• [EXERCISE INSTRUCTIONS] Output a single figure: the number of lines in which the word "October" appears.
▽
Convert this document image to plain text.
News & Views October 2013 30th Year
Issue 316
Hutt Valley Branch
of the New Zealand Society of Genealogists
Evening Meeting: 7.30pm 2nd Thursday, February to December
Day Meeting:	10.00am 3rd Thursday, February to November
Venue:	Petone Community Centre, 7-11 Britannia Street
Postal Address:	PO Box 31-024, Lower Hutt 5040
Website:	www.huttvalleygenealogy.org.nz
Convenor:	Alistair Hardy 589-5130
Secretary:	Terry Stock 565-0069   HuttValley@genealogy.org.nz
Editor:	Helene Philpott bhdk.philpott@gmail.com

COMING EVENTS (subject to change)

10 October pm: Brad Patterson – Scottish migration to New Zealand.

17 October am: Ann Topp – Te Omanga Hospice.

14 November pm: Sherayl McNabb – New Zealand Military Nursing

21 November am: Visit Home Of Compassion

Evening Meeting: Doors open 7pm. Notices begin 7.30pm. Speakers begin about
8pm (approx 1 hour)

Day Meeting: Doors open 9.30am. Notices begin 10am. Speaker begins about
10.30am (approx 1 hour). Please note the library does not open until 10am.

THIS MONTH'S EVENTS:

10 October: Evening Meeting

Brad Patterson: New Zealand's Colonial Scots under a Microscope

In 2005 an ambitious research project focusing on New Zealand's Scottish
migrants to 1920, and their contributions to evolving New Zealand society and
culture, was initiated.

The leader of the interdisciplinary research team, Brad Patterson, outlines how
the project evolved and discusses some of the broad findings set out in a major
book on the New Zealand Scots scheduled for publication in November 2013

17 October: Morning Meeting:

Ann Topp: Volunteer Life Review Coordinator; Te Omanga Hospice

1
△
• [WORKED SOLUTION] 5